Tâches à réaliser:
A: D'après l'extrait sur l'exposition consacrée à Rachid Taha, quel est le titre de cette exposition ?
B: Renvoyez le passage de l'extrait sur l'exposition consacrée à Rachid Taha qui commence par « Le Musée des arts et métiers à Paris organise » et se poursuit jusqu'à « le monde entier. ».

Le Musée des arts et métiers à Paris organise jusqu’au mois de mai 2022 une exposition sur la musique de l’exil et les cultures urbaines. C’est aussi une occasion pour rendre hommage à Rachid Taha, l’inventeur du «Rock arabe» et artiste engagé contre le racisme et les discriminations. Vidéos, portraits, sons, photos tentent de cerner la personnalité de l’enfant de Sig qui a brillé dans le monde entier.
En hommage aux sillons musicaux et culturels que Rachid Taha, rocker algérien disparu en septembre 2018, a creusés en France, notamment au sein de la population immigrée, le Musée des arts et métiers à Paris lui rend hommage à travers une exposition inédite. Elle retrace sa vie et rappelle, chemin faisant, le contexte historique et politique dans lequel vivaient les émigrés algériens en France.
Intitulée «Douce France, le pays de mon enfance», en référence à Charles Trenet, que Rachid Taha a repris à sa «sauce» avec son groupe Carte de séjour, l’exposition donne à voir les différentes facettes de l’enfant de Sig près d’Oran. Elle met aussi en lumière le bouillonnement de la musique algérienne après la guerre d’indépendance dans certains quartiers de Paris, tels que le quartier Latin dans le 6e arrondissement ou le Barbès populaire dans le 18e.
«karaoké du bled»
A travers la trajectoire singulière de Rachid Taha, l’exposition revisite aussi l’émergence artistique de la génération magrébine dite «beur», symbole de l’intégration métissée, tantôt joyeuse, tantôt difficile d’une jeunesse issue de l’immigration. Pionnier et figure tutélaire par ses engagements dans la lutte contre le racisme et les discriminations, mais aussi par la richesse de ses expériences musicales, Rachid Taha a ouvert la voie à de nombreux artistes qui incarnent aujourd’hui le talent et la créativité française. Il a également exhumé des chansons restées dans l’oubli pour en faire des «tubes» internationaux sur lesquels la jeunesse du monde entier danse.

Liste des enregistrements:
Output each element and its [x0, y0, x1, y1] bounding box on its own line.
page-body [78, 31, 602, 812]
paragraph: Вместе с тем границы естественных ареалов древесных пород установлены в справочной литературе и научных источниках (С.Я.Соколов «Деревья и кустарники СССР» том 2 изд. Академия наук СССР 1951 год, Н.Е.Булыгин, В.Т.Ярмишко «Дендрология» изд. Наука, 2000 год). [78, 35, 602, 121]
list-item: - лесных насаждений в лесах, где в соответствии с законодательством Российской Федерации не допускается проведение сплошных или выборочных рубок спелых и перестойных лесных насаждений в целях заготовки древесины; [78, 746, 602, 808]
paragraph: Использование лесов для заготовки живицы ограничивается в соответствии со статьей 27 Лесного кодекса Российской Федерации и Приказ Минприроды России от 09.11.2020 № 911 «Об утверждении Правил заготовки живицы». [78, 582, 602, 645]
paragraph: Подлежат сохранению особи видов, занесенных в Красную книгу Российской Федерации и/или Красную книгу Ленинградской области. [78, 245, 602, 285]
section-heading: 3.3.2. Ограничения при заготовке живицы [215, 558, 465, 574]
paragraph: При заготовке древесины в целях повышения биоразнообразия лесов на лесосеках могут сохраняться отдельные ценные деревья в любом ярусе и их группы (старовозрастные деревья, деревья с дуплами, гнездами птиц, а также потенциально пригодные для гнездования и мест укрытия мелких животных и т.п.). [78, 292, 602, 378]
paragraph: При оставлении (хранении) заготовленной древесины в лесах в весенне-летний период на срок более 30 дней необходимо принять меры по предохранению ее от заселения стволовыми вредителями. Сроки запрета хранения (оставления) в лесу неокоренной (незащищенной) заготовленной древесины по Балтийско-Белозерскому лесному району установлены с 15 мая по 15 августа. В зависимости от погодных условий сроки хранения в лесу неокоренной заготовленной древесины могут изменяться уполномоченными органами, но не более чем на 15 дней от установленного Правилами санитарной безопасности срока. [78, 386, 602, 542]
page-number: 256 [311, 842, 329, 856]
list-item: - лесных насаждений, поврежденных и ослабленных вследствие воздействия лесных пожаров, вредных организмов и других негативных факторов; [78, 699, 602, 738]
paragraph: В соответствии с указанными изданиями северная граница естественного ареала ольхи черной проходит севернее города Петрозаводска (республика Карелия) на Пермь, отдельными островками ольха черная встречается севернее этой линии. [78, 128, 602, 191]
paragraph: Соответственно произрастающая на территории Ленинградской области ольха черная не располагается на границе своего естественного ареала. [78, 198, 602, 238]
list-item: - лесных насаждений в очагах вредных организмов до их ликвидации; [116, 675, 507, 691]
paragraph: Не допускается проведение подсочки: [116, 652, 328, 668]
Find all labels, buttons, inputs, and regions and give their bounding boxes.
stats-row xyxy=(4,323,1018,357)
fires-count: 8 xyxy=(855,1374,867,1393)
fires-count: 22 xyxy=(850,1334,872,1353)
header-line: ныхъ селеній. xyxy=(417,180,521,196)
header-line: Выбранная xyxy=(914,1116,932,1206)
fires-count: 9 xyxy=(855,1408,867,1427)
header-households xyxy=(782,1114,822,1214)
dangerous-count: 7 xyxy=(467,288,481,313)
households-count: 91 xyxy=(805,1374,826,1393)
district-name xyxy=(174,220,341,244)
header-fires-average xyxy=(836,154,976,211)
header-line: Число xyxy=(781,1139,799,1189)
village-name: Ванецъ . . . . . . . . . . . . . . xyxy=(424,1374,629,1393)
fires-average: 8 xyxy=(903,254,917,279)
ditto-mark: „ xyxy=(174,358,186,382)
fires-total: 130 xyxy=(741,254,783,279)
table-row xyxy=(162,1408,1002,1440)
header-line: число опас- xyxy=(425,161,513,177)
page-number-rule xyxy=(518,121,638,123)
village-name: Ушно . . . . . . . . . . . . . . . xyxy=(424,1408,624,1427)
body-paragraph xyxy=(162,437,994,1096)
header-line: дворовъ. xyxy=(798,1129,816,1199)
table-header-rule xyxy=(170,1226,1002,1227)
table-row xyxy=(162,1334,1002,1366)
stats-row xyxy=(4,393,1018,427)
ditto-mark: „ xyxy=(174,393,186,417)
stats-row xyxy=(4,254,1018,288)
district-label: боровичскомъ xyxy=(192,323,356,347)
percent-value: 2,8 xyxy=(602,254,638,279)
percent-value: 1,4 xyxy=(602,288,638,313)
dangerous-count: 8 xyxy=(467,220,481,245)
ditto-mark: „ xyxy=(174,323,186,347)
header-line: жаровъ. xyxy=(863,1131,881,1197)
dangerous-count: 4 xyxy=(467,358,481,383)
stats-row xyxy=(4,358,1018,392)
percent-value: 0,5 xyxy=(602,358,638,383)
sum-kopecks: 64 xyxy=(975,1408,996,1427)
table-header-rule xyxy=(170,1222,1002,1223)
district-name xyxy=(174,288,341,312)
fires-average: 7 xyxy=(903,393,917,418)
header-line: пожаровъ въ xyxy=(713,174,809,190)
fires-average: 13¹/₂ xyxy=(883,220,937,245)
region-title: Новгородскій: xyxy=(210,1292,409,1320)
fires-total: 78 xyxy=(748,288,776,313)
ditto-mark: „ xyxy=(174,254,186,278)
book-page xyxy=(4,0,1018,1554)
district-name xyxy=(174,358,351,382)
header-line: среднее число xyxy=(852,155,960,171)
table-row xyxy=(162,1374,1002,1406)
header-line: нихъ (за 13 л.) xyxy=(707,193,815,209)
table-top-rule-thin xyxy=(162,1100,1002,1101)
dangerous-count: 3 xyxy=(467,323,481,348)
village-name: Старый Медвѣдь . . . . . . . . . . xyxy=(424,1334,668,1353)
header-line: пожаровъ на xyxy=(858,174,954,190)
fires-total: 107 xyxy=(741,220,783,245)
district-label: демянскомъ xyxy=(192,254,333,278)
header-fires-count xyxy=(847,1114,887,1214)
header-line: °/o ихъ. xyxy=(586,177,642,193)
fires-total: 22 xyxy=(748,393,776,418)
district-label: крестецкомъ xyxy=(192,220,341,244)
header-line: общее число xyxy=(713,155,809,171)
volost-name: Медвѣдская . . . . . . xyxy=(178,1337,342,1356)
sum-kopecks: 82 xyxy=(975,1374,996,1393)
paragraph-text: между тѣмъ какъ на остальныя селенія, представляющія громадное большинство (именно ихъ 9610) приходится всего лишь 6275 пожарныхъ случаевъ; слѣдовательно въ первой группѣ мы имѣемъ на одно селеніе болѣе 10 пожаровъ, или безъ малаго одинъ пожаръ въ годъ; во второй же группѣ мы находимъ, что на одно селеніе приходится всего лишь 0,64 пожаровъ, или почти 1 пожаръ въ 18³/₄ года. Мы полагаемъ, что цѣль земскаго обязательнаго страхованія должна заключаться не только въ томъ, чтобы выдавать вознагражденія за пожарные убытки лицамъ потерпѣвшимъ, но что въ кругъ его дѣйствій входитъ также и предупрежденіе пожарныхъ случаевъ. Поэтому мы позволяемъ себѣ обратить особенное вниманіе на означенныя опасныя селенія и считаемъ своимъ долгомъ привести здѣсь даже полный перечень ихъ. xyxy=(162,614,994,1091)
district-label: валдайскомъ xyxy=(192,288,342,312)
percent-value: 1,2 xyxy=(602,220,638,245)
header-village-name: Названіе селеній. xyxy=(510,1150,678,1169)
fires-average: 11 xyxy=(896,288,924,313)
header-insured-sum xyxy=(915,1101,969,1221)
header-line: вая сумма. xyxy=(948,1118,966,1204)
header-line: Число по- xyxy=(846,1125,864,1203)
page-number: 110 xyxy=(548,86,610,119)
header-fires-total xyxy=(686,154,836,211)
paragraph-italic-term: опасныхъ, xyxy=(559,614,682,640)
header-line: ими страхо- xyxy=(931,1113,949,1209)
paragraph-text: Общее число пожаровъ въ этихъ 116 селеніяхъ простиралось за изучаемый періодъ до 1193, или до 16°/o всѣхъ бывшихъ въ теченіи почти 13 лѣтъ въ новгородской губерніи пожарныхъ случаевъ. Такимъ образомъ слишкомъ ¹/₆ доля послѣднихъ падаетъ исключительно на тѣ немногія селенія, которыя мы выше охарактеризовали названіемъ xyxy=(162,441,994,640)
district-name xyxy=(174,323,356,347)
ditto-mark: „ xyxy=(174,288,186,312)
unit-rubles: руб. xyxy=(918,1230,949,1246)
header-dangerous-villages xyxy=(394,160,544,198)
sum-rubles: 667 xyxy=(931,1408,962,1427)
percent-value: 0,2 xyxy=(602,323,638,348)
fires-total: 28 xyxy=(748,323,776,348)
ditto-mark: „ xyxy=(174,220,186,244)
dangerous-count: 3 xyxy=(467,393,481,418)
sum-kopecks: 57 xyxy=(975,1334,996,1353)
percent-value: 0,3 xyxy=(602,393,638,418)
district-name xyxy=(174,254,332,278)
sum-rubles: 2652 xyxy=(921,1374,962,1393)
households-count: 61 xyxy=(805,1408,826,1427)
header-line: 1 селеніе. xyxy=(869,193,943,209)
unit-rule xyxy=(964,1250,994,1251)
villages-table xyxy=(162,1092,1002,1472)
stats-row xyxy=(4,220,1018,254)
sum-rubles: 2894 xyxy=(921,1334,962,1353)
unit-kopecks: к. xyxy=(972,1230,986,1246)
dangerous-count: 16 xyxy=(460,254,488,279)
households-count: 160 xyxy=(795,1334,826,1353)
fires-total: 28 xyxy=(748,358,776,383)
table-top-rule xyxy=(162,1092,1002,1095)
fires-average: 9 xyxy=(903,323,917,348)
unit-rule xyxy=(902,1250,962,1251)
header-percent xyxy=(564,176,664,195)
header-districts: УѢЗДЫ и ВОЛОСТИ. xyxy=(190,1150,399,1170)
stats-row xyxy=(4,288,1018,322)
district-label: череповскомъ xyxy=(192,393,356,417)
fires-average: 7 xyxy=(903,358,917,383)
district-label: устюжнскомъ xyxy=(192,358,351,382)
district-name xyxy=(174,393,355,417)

Réponses:
A: «Douce France, le pays de mon enfance»

B:
Le Musée des arts et métiers à Paris organise jusqu’au mois de mai 2022 une exposition sur la musique de l’exil et les cultures urbaines. C’est aussi une occasion pour rendre hommage à Rachid Taha, l’inventeur du «Rock arabe» et artiste engagé contre le racisme et les discriminations. Vidéos, portraits, sons, photos tentent de cerner la personnalité de l’enfant de Sig qui a brillé dans le monde entier.